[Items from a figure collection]
§ §

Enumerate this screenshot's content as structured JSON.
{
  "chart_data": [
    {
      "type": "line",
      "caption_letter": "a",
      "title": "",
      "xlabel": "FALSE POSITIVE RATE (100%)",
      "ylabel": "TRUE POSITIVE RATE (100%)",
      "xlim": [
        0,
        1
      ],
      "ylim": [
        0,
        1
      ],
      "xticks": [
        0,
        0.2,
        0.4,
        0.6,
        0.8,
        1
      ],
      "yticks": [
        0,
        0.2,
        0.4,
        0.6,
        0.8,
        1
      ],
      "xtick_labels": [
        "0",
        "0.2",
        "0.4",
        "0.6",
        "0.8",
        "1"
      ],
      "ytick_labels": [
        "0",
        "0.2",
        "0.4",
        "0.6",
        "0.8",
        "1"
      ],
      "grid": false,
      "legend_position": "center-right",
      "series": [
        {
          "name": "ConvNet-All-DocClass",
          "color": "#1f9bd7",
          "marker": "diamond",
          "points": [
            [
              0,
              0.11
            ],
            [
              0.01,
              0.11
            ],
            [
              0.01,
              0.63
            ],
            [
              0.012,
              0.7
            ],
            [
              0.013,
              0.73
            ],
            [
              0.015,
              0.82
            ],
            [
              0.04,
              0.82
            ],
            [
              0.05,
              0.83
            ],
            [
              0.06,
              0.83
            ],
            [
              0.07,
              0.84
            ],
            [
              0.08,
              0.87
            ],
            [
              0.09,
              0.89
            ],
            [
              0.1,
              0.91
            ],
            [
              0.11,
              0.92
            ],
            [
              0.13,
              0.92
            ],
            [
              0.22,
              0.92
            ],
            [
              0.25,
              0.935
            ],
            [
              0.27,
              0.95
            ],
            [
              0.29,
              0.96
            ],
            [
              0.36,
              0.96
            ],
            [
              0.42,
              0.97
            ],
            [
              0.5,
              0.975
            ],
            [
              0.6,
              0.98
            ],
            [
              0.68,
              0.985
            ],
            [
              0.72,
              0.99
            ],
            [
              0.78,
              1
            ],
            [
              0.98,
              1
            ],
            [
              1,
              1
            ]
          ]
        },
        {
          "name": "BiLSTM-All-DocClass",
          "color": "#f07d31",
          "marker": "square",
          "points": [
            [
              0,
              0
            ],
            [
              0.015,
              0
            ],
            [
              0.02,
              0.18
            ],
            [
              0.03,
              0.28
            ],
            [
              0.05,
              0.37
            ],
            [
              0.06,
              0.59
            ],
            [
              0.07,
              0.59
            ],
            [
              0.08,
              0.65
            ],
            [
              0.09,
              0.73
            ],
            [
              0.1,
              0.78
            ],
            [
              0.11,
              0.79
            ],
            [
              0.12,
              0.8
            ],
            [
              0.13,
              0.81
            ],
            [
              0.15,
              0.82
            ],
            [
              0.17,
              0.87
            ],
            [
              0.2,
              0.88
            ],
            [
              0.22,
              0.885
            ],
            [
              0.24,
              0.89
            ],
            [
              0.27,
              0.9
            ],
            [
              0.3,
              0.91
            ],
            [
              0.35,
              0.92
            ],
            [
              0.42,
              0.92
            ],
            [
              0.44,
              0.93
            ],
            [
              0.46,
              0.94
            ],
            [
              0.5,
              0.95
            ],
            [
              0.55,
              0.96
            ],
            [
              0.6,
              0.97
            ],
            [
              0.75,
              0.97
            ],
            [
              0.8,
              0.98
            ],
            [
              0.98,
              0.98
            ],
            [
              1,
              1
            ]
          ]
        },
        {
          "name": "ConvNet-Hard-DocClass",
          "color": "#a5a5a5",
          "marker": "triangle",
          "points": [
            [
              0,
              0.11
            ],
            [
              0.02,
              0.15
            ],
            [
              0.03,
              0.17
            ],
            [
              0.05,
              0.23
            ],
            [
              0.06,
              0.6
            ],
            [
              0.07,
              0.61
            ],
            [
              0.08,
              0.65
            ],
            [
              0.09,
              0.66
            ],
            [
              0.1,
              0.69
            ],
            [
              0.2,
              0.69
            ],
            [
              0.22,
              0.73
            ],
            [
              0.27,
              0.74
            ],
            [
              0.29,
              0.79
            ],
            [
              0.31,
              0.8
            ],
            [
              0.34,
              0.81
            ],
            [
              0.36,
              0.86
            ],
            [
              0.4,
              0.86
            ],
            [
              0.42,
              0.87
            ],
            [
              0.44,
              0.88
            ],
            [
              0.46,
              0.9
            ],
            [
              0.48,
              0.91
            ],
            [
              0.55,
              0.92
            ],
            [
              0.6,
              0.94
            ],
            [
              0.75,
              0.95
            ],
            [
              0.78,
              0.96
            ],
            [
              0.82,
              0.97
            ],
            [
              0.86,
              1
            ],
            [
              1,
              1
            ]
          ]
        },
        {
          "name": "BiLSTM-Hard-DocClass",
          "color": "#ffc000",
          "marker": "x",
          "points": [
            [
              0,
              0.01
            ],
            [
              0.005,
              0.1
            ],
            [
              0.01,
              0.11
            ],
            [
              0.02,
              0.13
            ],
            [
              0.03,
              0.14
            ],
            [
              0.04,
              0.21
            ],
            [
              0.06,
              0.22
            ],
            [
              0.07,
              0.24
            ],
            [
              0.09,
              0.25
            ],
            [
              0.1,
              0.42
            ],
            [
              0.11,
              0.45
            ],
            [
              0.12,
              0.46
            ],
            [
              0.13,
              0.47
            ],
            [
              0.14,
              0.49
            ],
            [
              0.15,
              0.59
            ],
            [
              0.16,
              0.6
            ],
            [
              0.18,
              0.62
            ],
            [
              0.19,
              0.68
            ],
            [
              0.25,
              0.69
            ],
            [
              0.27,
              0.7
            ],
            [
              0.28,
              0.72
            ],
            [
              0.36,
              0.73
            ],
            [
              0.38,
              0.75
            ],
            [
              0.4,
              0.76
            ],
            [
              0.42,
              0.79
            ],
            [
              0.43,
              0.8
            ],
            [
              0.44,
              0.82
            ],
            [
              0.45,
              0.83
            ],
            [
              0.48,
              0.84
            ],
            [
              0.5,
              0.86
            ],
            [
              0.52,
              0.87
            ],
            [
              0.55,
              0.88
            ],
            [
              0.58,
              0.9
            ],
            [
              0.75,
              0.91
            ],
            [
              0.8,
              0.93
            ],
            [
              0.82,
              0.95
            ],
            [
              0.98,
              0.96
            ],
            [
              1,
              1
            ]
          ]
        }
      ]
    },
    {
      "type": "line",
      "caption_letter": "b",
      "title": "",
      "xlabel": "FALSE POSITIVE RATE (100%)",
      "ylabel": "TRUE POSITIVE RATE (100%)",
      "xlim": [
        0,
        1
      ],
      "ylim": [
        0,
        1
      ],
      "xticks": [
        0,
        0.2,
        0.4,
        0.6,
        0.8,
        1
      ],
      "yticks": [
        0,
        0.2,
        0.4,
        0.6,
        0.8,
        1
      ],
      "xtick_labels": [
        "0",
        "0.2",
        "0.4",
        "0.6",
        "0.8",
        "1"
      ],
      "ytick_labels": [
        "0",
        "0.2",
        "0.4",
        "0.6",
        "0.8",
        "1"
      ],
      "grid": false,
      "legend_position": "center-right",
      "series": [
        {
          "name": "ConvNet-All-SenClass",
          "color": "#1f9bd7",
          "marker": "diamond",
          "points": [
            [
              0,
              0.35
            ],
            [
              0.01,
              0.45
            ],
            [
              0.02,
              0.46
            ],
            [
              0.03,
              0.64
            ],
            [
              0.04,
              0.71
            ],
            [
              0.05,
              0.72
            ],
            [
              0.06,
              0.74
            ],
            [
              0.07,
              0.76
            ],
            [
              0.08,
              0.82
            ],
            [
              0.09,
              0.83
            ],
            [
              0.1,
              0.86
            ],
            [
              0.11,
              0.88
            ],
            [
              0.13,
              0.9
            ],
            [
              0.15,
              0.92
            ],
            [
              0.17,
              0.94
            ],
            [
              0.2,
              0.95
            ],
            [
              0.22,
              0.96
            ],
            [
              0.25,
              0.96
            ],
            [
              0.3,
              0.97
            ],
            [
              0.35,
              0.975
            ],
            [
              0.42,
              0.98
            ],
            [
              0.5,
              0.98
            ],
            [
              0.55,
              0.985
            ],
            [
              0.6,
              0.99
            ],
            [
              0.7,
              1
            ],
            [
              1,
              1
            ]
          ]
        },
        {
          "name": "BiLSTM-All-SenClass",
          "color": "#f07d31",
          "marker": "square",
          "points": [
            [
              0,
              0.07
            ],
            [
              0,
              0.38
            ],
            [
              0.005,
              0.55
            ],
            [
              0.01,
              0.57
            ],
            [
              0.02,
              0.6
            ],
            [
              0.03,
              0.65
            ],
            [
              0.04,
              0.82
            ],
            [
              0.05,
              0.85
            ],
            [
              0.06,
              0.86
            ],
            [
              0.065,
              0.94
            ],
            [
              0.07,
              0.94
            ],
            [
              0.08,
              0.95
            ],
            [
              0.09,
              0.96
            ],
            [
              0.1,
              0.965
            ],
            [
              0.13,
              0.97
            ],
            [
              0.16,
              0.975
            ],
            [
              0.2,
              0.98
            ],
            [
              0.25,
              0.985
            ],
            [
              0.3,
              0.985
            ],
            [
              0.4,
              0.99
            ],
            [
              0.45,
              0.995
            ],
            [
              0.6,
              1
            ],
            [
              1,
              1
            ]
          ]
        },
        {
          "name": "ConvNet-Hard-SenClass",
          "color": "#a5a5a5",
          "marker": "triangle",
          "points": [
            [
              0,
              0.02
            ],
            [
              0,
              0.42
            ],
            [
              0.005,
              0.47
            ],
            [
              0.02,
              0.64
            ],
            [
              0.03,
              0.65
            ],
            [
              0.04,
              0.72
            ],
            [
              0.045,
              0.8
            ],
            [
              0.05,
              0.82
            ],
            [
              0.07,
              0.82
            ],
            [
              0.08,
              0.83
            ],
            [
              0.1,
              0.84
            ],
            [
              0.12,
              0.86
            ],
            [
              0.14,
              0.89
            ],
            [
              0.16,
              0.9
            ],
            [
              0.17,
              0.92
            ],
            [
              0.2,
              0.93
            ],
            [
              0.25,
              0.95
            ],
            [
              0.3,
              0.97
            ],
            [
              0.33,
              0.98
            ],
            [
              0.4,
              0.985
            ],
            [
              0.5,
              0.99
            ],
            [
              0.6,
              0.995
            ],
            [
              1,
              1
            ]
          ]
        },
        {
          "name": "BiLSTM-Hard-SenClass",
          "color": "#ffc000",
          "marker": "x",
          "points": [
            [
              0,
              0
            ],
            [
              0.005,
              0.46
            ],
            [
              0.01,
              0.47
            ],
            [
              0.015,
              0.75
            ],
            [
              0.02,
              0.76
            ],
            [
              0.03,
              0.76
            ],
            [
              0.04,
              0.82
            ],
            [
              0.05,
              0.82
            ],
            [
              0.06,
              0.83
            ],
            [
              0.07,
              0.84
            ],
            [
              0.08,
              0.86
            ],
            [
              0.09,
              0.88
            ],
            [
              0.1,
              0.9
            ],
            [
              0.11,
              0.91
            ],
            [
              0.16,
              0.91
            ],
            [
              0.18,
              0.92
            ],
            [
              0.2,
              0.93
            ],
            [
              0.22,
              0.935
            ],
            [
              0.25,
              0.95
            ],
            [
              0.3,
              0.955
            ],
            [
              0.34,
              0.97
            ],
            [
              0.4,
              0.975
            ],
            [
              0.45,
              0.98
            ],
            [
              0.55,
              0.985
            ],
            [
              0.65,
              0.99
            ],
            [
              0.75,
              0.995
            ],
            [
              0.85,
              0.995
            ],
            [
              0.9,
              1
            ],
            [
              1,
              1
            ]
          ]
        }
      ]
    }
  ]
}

§ §

* TASK STATEMENT *
Count the lines in the material above where the string "ConvNet" appears, then state only that count.

* SOLUTION TO THE PROBLEM *
4